◆ Task instructions ◆
Wherever a line in the data below holds "global", copy that line.

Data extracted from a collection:
- - - -

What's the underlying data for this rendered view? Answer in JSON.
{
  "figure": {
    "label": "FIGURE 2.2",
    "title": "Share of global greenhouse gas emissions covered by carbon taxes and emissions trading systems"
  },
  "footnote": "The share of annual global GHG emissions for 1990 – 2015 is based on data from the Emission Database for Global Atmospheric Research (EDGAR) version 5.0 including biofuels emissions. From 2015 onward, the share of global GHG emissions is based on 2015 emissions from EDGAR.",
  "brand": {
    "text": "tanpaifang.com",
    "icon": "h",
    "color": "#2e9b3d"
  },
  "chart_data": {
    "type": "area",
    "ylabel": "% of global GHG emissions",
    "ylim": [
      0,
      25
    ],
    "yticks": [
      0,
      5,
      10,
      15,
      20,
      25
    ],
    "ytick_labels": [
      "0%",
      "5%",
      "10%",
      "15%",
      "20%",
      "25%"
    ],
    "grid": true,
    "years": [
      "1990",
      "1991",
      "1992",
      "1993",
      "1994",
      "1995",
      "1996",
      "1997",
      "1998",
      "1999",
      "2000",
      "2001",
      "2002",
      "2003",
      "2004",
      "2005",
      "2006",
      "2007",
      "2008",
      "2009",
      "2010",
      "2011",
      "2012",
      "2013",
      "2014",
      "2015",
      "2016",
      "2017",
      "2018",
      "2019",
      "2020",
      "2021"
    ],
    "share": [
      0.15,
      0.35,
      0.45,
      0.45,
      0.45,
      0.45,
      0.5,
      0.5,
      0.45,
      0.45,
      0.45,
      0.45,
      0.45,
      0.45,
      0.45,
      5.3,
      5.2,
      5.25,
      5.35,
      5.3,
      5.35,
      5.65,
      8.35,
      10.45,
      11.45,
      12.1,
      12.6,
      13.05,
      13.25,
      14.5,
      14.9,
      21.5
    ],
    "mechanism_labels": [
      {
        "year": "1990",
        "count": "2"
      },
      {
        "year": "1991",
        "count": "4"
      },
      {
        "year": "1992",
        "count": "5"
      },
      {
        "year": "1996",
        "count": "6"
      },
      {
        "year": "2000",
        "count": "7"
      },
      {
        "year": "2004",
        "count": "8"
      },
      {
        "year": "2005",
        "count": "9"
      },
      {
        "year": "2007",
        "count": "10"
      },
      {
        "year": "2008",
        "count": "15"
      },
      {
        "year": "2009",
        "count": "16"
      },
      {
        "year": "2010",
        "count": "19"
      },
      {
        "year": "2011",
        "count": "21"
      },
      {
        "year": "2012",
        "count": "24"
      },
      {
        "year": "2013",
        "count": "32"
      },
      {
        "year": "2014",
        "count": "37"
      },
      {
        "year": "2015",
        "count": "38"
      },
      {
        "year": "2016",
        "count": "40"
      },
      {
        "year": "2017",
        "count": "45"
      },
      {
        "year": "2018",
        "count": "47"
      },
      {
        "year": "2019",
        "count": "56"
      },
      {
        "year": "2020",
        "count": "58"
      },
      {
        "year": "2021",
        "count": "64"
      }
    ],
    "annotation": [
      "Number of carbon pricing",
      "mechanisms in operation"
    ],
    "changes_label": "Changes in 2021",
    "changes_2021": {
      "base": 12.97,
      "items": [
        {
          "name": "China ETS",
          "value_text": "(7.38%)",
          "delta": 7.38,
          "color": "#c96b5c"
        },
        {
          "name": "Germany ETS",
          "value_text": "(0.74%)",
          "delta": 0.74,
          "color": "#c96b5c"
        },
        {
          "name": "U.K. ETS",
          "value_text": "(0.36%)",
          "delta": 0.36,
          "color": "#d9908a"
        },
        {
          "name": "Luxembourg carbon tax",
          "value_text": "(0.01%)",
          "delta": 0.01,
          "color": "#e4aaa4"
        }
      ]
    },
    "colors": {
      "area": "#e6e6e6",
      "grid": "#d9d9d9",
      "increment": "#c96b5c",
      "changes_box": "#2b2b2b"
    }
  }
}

- - - -

◆ Result of the task ◆
    "title": "Share of global greenhouse gas emissions covered by carbon taxes and emissions trading systems"
  "footnote": "The share of annual global GHG emissions for 1990 – 2015 is based on data from the Emission Database for Global Atmospheric Research (EDGAR) version 5.0 including biofuels emissions. From 2015 onward, the share of global GHG emissions is based on 2015 emissions from EDGAR.",
    "ylabel": "% of global GHG emissions",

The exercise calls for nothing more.